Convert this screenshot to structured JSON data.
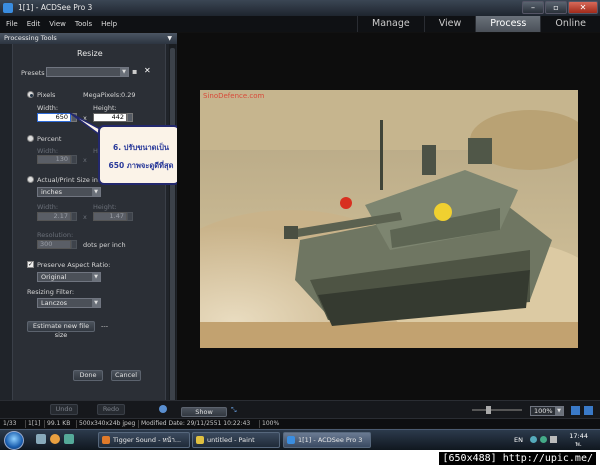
{
  "window": {
    "title": "1[1] - ACDSee Pro 3"
  },
  "menu": [
    "File",
    "Edit",
    "View",
    "Tools",
    "Help"
  ],
  "modes": [
    {
      "label": "Manage",
      "active": false
    },
    {
      "label": "View",
      "active": false
    },
    {
      "label": "Process",
      "active": true
    },
    {
      "label": "Online",
      "active": false
    }
  ],
  "panel": {
    "header": "Processing Tools",
    "title": "Resize"
  },
  "resize": {
    "presets_label": "Presets",
    "pixels_label": "Pixels",
    "megapixels_label": "MegaPixels:",
    "megapixels_value": "0.29",
    "width_label": "Width:",
    "height_label": "Height:",
    "width_value": "650",
    "height_value": "442",
    "times": "x",
    "percent_label": "Percent",
    "percent_width_value": "130",
    "percent_height_value": "130",
    "print_label": "Actual/Print Size in:",
    "print_unit": "inches",
    "print_width_value": "2.17",
    "print_height_value": "1.47",
    "resolution_label": "Resolution:",
    "resolution_value": "300",
    "resolution_unit": "dots per inch",
    "preserve_label": "Preserve Aspect Ratio:",
    "preserve_value": "Original",
    "filter_label": "Resizing Filter:",
    "filter_value": "Lanczos",
    "estimate_label": "Estimate new file size",
    "estimate_value": "---",
    "done_label": "Done",
    "cancel_label": "Cancel",
    "undo_label": "Undo",
    "redo_label": "Redo"
  },
  "callout": {
    "line1": "6. ปรับขนาดเป็น",
    "line2": "650 ภาพจะดูดีที่สุด"
  },
  "viewer": {
    "watermark": "SinoDefence.com",
    "show_previous": "Show Previous",
    "zoom": "100%"
  },
  "status": [
    "1/33",
    "1[1]",
    "99.1 KB",
    "500x340x24b jpeg",
    "Modified Date: 29/11/2551 10:22:43",
    "100%"
  ],
  "taskbar": {
    "tasks": [
      {
        "label": "Tigger Sound - หน้า...",
        "active": false,
        "color": "#e07a2a"
      },
      {
        "label": "untitled - Paint",
        "active": false,
        "color": "#e0c040"
      },
      {
        "label": "1[1] - ACDSee Pro 3",
        "active": true,
        "color": "#3a8de0"
      }
    ],
    "lang": "EN",
    "time": "17:44",
    "day": "พ."
  },
  "footer": "[650x488] http://upic.me/"
}
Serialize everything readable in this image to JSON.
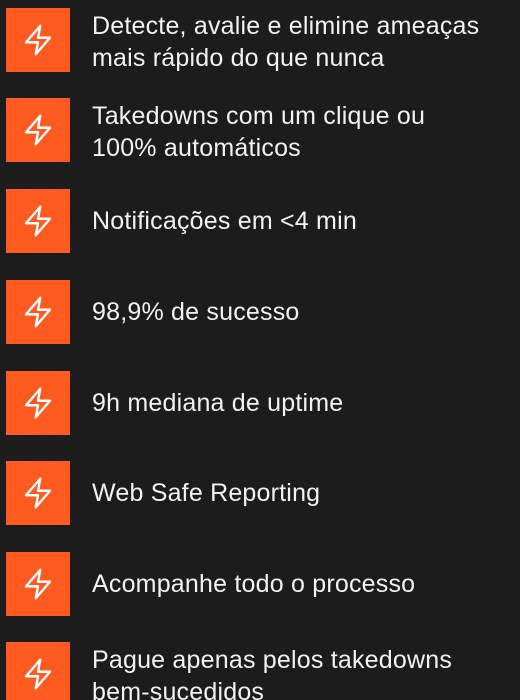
{
  "colors": {
    "background": "#1c1c1c",
    "accent": "#ff5a1f",
    "text": "#f2f2f2"
  },
  "features": [
    {
      "icon": "lightning-bolt-icon",
      "text": "Detecte, avalie e elimine ameaças\nmais rápido do que nunca"
    },
    {
      "icon": "lightning-bolt-icon",
      "text": "Takedowns com um clique ou\n100% automáticos"
    },
    {
      "icon": "lightning-bolt-icon",
      "text": "Notificações em <4 min"
    },
    {
      "icon": "lightning-bolt-icon",
      "text": "98,9% de sucesso"
    },
    {
      "icon": "lightning-bolt-icon",
      "text": "9h mediana de uptime"
    },
    {
      "icon": "lightning-bolt-icon",
      "text": "Web Safe Reporting"
    },
    {
      "icon": "lightning-bolt-icon",
      "text": "Acompanhe todo o processo"
    },
    {
      "icon": "lightning-bolt-icon",
      "text": "Pague apenas pelos takedowns\nbem-sucedidos"
    }
  ]
}
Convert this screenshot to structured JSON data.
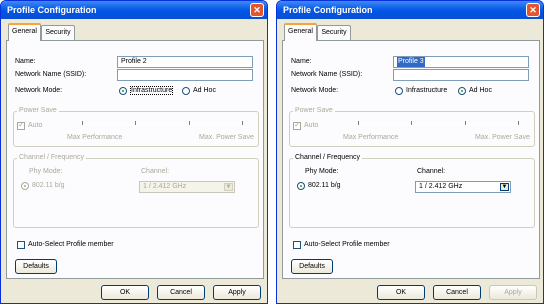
{
  "windows": [
    {
      "title": "Profile Configuration",
      "tabs": [
        "General",
        "Security"
      ],
      "name_label": "Name:",
      "name_value": "Profile 2",
      "ssid_label": "Network Name (SSID):",
      "ssid_value": "",
      "mode_label": "Network Mode:",
      "mode_infrastructure": "Infrastructure",
      "mode_adhoc": "Ad Hoc",
      "selected_mode": "infrastructure",
      "power_save_title": "Power Save",
      "auto_label": "Auto",
      "max_performance": "Max Performance",
      "max_power_save": "Max. Power Save",
      "channel_title": "Channel / Frequency",
      "phy_mode_label": "Phy Mode:",
      "phy_mode_value": "802.11 b/g",
      "channel_label": "Channel:",
      "channel_value": "1 / 2.412 GHz",
      "channel_enabled": false,
      "auto_select_label": "Auto-Select Profile member",
      "defaults_button": "Defaults",
      "ok_button": "OK",
      "cancel_button": "Cancel",
      "apply_button": "Apply",
      "apply_enabled": true
    },
    {
      "title": "Profile Configuration",
      "tabs": [
        "General",
        "Security"
      ],
      "name_label": "Name:",
      "name_value": "Profile 3",
      "ssid_label": "Network Name (SSID):",
      "ssid_value": "",
      "mode_label": "Network Mode:",
      "mode_infrastructure": "Infrastructure",
      "mode_adhoc": "Ad Hoc",
      "selected_mode": "adhoc",
      "power_save_title": "Power Save",
      "auto_label": "Auto",
      "max_performance": "Max Performance",
      "max_power_save": "Max. Power Save",
      "channel_title": "Channel / Frequency",
      "phy_mode_label": "Phy Mode:",
      "phy_mode_value": "802.11 b/g",
      "channel_label": "Channel:",
      "channel_value": "1 / 2.412 GHz",
      "channel_enabled": true,
      "auto_select_label": "Auto-Select Profile member",
      "defaults_button": "Defaults",
      "ok_button": "OK",
      "cancel_button": "Cancel",
      "apply_button": "Apply",
      "apply_enabled": false
    }
  ]
}
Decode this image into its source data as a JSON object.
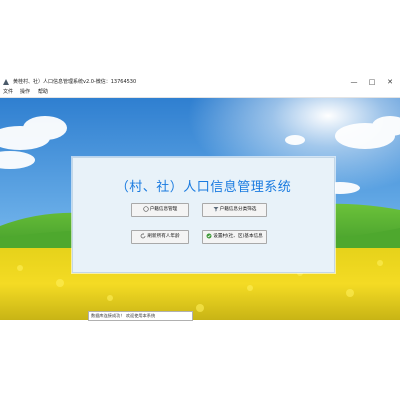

:::::

Work to do: Which lines in the listing above hold the word "JSON"? Show each of them.

Output for this exercise:
Convert this screenshot to structured JSON data.
Serialize everything readable in this image to JSON.
Convert this screenshot to structured JSON data.
Decode this image into its source data as a JSON object.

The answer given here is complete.